Data records:
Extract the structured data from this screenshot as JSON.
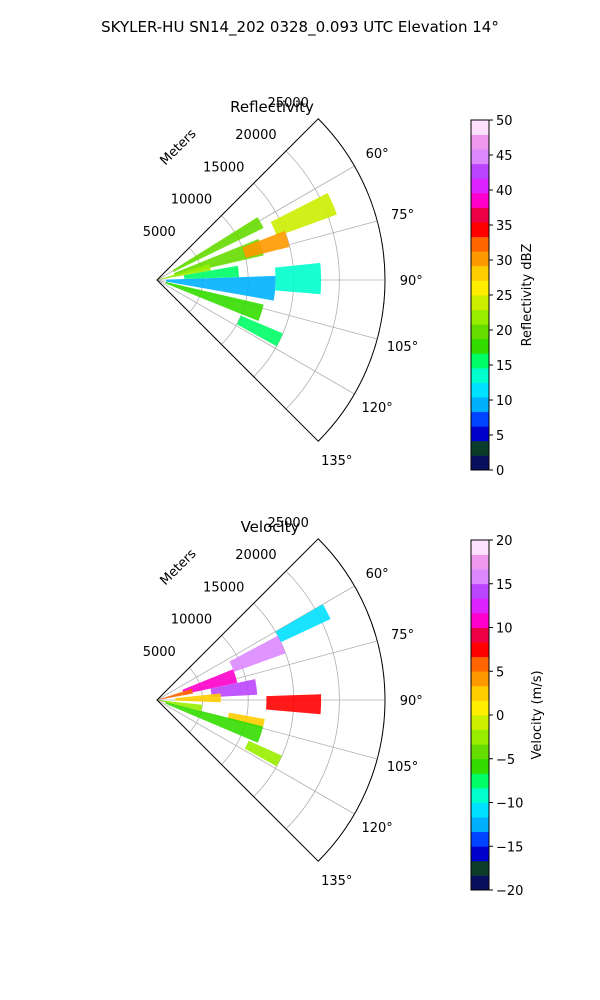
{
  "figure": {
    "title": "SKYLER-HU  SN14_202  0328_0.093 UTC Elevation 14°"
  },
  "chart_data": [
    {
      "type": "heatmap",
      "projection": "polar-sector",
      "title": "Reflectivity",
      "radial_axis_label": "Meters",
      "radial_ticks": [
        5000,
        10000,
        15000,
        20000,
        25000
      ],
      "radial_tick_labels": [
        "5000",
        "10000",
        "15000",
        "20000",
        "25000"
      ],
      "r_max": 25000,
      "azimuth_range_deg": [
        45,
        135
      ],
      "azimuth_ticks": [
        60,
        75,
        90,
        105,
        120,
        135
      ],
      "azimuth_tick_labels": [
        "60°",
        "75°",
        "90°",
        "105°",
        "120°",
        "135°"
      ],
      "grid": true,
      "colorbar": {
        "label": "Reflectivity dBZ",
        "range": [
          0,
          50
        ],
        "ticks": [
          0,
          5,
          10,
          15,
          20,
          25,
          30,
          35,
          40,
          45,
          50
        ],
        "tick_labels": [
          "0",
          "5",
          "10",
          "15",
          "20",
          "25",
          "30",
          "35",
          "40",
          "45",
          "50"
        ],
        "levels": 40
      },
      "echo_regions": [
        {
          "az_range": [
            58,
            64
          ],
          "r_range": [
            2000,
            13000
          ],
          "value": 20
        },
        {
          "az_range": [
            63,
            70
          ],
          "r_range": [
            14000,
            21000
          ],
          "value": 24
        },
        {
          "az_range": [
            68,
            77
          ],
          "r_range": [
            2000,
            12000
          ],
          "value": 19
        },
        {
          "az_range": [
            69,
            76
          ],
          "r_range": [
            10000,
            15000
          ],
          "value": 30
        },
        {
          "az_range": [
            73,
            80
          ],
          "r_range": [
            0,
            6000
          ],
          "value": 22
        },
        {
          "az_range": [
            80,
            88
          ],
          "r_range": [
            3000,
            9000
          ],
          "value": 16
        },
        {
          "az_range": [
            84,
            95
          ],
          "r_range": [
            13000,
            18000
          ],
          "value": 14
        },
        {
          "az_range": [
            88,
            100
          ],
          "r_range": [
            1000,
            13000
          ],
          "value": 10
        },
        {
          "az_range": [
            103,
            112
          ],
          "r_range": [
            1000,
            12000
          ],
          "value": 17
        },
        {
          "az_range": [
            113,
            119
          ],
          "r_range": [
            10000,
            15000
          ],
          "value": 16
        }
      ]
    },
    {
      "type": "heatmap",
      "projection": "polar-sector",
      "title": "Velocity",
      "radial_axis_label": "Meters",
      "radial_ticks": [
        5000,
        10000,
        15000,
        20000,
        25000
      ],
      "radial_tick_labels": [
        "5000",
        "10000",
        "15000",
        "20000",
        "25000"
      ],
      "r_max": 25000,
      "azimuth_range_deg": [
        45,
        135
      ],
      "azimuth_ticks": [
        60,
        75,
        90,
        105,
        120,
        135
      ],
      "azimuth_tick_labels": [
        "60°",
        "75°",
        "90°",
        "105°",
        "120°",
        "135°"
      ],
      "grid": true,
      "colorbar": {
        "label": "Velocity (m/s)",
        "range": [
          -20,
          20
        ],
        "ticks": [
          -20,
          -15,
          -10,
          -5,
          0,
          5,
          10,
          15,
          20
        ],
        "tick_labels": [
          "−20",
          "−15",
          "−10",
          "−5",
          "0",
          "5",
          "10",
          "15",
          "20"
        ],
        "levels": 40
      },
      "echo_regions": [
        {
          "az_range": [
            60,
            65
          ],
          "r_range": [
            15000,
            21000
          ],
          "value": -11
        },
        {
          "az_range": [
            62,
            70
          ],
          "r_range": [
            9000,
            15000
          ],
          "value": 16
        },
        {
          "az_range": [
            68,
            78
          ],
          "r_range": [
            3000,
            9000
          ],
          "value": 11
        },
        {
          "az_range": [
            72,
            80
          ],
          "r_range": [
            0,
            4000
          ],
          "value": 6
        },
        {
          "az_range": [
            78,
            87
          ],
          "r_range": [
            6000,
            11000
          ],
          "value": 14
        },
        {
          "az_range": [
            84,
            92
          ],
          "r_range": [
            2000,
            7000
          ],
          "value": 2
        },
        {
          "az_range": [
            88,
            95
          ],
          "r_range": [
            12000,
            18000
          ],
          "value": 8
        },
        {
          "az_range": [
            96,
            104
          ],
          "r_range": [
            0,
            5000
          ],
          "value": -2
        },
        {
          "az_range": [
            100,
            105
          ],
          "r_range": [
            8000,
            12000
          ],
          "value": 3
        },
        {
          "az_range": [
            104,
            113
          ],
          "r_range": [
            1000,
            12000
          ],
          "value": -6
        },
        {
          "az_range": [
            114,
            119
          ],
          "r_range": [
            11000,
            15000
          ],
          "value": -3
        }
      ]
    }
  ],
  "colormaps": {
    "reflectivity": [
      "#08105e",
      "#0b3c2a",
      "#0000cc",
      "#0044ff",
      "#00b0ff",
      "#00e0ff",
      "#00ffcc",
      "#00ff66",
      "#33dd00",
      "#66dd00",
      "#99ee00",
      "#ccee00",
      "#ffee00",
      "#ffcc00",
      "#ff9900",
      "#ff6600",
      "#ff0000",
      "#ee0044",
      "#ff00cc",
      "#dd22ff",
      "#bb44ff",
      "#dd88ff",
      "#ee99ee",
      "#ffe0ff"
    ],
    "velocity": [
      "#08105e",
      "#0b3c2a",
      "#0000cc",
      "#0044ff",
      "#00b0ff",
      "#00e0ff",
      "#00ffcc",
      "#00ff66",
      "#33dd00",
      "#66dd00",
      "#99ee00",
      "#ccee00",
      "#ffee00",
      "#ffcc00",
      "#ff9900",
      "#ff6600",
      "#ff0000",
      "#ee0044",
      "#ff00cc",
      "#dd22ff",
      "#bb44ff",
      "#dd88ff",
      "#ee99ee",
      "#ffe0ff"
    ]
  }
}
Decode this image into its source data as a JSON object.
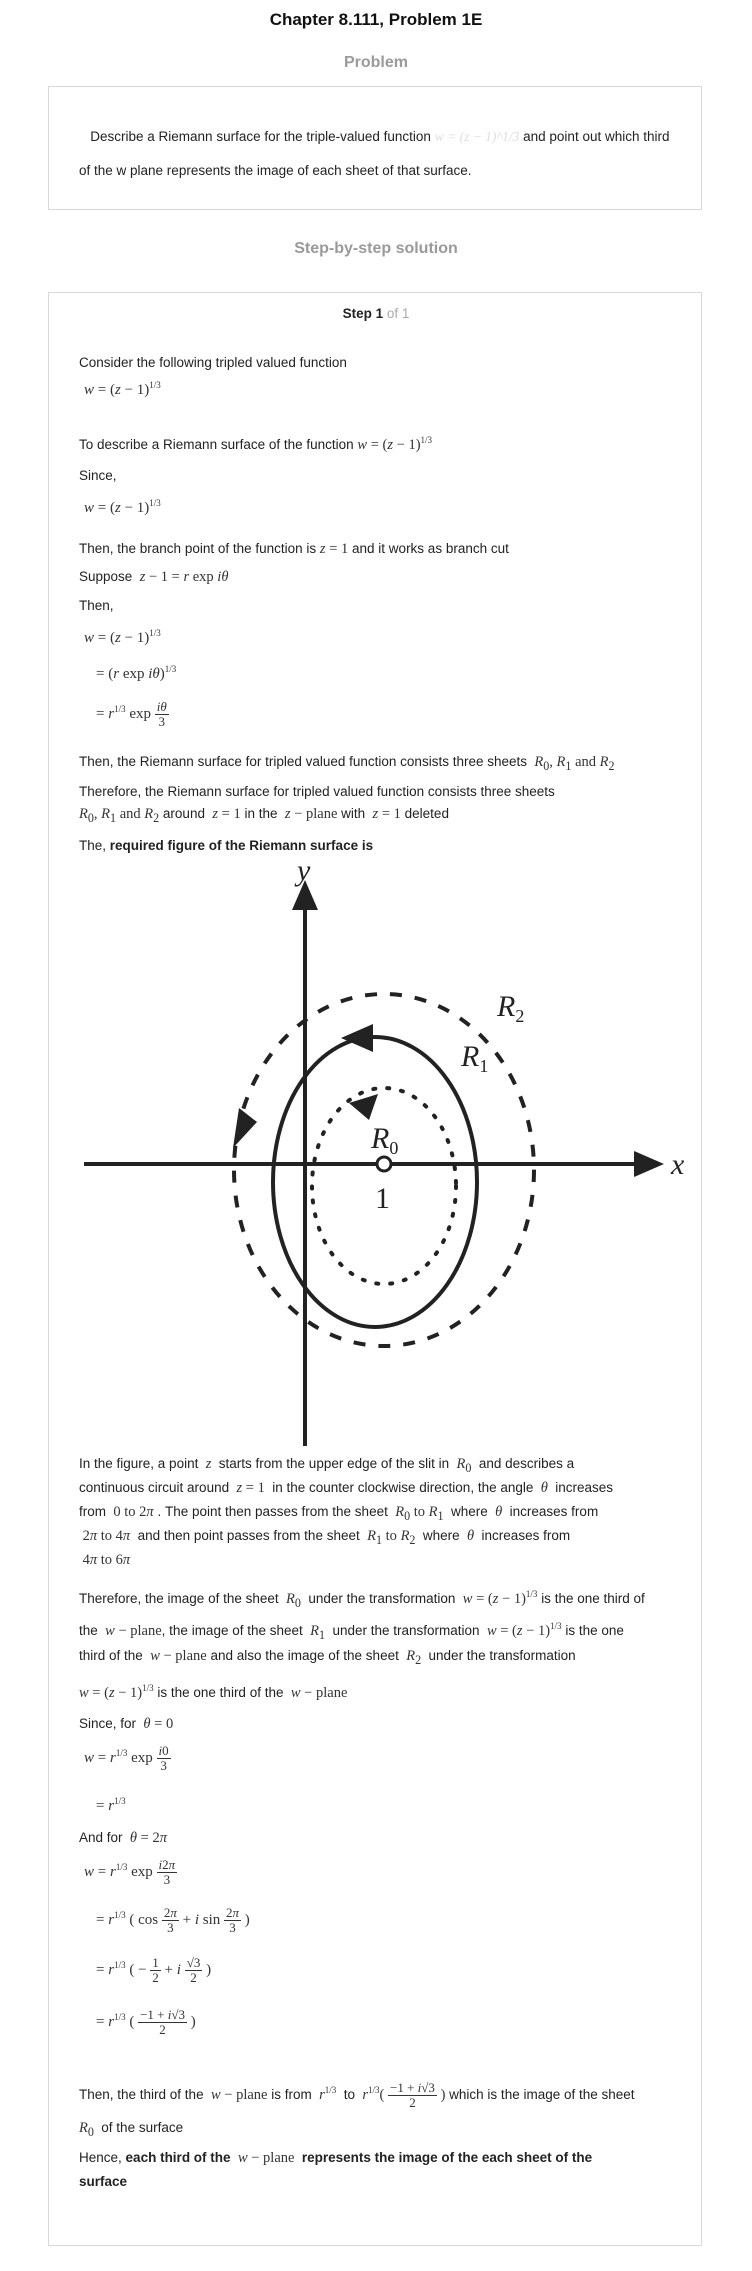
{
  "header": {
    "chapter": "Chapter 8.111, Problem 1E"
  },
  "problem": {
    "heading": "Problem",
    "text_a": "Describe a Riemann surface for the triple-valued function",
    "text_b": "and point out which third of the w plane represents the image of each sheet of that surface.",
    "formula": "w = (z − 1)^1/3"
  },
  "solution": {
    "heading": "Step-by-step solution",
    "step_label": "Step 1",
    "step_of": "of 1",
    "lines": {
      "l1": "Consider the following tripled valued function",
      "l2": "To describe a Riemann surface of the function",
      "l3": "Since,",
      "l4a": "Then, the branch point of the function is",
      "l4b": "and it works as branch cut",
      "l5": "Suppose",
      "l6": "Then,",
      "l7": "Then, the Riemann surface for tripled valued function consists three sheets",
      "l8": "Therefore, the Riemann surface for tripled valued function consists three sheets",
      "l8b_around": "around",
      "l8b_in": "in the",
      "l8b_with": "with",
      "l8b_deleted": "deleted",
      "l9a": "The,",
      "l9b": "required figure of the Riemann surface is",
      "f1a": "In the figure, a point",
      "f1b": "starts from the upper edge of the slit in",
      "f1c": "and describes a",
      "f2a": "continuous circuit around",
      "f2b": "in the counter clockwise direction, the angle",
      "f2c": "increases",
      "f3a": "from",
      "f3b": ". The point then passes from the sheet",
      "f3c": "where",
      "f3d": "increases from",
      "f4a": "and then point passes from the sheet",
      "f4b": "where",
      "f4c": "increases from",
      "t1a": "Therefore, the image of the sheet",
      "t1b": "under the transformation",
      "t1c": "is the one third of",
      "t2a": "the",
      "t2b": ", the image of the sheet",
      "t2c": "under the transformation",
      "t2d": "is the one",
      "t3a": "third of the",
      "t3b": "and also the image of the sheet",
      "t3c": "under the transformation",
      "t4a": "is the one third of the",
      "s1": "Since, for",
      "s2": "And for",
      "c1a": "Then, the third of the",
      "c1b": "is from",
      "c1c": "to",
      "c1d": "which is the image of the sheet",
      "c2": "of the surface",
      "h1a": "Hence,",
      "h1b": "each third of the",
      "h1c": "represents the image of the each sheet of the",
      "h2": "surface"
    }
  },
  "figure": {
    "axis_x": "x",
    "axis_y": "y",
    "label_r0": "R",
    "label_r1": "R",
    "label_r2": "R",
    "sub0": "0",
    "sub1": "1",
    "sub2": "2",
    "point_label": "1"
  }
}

What you will do:
Within the records, how many lines include "this"? The answer is the number and nothing else.

Solution:
2